How many lines hold the string "color"? Reply with the number alone.

(Rows from a dataset)

• • • •

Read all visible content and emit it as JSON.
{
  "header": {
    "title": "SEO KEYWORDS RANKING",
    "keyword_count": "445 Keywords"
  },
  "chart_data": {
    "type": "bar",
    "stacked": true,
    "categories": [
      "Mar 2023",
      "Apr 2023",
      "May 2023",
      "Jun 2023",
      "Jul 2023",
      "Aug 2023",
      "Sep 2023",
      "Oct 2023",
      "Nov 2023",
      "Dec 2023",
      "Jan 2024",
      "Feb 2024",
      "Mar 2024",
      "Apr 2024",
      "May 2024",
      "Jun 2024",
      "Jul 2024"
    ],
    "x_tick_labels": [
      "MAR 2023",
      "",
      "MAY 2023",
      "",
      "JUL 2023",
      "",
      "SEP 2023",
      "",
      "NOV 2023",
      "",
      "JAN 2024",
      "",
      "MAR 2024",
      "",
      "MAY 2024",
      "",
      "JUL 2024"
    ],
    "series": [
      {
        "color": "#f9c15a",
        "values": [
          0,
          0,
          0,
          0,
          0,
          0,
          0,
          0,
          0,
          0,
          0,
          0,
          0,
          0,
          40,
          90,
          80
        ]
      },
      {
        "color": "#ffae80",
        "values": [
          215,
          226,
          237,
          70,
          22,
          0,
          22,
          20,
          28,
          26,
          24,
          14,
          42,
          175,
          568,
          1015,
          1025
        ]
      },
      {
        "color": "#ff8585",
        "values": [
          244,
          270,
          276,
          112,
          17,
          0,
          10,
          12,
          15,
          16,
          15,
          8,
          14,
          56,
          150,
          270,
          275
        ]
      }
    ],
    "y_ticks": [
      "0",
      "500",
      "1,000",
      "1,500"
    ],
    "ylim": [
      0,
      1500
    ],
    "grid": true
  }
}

• • • •

- _Answer below_: 3